### Listed entries
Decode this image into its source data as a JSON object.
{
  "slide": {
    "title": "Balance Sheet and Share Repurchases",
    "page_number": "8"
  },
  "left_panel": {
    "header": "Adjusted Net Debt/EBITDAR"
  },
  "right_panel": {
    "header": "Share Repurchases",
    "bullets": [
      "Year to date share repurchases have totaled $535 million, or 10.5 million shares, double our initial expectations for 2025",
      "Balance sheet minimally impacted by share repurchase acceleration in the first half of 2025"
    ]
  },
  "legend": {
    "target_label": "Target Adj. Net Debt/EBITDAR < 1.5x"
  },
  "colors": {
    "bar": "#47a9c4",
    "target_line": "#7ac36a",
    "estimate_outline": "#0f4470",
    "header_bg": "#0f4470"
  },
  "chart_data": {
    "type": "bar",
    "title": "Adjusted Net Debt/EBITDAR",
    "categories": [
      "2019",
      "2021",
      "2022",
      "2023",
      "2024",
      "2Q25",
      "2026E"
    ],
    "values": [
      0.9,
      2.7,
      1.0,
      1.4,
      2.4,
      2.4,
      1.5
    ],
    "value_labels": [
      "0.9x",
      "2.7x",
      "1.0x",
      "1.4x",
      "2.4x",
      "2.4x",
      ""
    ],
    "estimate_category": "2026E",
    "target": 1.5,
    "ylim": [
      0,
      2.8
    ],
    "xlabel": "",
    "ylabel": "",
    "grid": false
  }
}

### Exercise aim
Work out how many lines in the records above hold the string "Balance", then give only that count.

### Result
2